You never know who you're going to run into when you're down and out in Las Vegas.
There I was standing on a hot dusty street in Glitter Gulch. I had just gone through a divorce. My finances were nil. And I was looking for a job.
I have news for you. Las Vegas is not the best city in the world to look for work. Oh, you can find it if you want to stand on street corners distributing literature to pull people inside to a bar, girlie show or whatever the owner happens to be selling.
That wasn't my style. I am a writer. If it doesn't have something to do with editorial, I am not interested.
My finances totaled less than $30. Inside my briefcase I had a couple of gambling stories I had written on an old Smith-Corona Typewriter that somebody had left at the cheap motel where I was staying, probably because they were short of cash for a night's stay. The stories weren't bad. One was non-fiction, a portrait of a horse player I had met. The other was a short story called 'Weeping Willie' that I had written about a poker player I had met in Lake Elsinore, CA.

• Supplied information:
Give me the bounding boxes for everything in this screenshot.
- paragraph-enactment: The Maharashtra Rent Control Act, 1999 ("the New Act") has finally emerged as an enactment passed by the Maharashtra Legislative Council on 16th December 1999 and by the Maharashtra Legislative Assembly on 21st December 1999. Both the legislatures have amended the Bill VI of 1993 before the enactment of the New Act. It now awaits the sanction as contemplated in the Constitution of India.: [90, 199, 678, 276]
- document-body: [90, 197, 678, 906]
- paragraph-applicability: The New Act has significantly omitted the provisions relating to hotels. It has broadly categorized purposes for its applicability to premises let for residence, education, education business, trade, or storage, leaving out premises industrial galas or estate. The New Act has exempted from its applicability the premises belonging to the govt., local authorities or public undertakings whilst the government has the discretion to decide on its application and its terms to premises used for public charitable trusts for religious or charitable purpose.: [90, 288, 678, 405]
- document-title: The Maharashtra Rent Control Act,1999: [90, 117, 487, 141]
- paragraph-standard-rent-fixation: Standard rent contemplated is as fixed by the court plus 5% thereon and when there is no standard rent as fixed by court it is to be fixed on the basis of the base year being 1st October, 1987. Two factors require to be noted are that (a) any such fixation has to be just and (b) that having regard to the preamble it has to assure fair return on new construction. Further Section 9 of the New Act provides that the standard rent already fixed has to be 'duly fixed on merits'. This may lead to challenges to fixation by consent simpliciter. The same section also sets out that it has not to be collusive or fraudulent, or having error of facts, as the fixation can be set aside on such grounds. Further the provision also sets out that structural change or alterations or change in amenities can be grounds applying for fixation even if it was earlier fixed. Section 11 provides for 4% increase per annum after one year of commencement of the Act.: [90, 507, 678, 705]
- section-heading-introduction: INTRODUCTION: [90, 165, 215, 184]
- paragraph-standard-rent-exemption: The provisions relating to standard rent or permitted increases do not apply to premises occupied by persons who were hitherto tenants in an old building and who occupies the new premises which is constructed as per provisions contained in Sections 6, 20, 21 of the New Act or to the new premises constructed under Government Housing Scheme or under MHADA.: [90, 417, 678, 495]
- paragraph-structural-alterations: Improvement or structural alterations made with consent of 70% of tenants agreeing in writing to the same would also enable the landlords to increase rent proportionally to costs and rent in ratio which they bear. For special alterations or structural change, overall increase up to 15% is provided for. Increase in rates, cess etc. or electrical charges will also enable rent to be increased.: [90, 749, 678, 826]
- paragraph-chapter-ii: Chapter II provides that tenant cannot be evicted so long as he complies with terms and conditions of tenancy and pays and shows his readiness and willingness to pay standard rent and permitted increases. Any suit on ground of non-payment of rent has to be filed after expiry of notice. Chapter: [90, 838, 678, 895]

• Exercises to complete:
1. Name every place the Las Vegas account mentions by name.
2. Transcribe the Las Vegas account word for word between "There I was" and "am not interested.", inclusive.

• Solutions:
1. Las Vegas, Glitter Gulch, Lake Elsinore, CA

2.
There I was standing on a hot dusty street in Glitter Gulch. I had just gone through a divorce. My finances were nil. And I was looking for a job.
I have news for you. Las Vegas is not the best city in the world to look for work. Oh, you can find it if you want to stand on street corners distributing literature to pull people inside to a bar, girlie show or whatever the owner happens to be selling.
That wasn't my style. I am a writer. If it doesn't have something to do with editorial, I am not interested.